**Goal of the exercise**.
Write the material out again exactly.

Collected data entries:
--------

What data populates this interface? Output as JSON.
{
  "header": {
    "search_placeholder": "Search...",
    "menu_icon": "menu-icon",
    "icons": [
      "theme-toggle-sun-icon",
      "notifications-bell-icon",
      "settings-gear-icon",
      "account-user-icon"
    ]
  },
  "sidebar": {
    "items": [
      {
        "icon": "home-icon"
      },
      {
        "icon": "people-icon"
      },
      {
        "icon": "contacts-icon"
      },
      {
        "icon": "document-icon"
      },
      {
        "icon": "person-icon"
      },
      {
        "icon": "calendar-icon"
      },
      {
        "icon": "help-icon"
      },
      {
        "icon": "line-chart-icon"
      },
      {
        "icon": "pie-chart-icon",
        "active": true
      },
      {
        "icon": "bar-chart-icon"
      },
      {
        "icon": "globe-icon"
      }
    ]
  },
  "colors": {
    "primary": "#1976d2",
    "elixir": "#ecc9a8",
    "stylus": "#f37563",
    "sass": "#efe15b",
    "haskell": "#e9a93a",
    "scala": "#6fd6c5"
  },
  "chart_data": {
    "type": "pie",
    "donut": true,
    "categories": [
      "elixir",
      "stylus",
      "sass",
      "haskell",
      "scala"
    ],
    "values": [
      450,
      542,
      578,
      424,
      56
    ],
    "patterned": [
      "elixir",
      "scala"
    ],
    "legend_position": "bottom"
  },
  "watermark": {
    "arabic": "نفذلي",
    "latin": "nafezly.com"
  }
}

--------

**Task response**.
What data populates this interface? Output as JSON.
{
  "header": {
    "search_placeholder": "Search...",
    "menu_icon": "menu-icon",
    "icons": [
      "theme-toggle-sun-icon",
      "notifications-bell-icon",
      "settings-gear-icon",
      "account-user-icon"
    ]
  },
  "sidebar": {
    "items": [
      {
        "icon": "home-icon"
      },
      {
        "icon": "people-icon"
      },
      {
        "icon": "contacts-icon"
      },
      {
        "icon": "document-icon"
      },
      {
        "icon": "person-icon"
      },
      {
        "icon": "calendar-icon"
      },
      {
        "icon": "help-icon"
      },
      {
        "icon": "line-chart-icon"
      },
      {
        "icon": "pie-chart-icon",
        "active": true
      },
      {
        "icon": "bar-chart-icon"
      },
      {
        "icon": "globe-icon"
      }
    ]
  },
  "colors": {
    "primary": "#1976d2",
    "elixir": "#ecc9a8",
    "stylus": "#f37563",
    "sass": "#efe15b",
    "haskell": "#e9a93a",
    "scala": "#6fd6c5"
  },
  "chart_data": {
    "type": "pie",
    "donut": true,
    "categories": [
      "elixir",
      "stylus",
      "sass",
      "haskell",
      "scala"
    ],
    "values": [
      450,
      542,
      578,
      424,
      56
    ],
    "patterned": [
      "elixir",
      "scala"
    ],
    "legend_position": "bottom"
  },
  "watermark": {
    "arabic": "نفذلي",
    "latin": "nafezly.com"
  }
}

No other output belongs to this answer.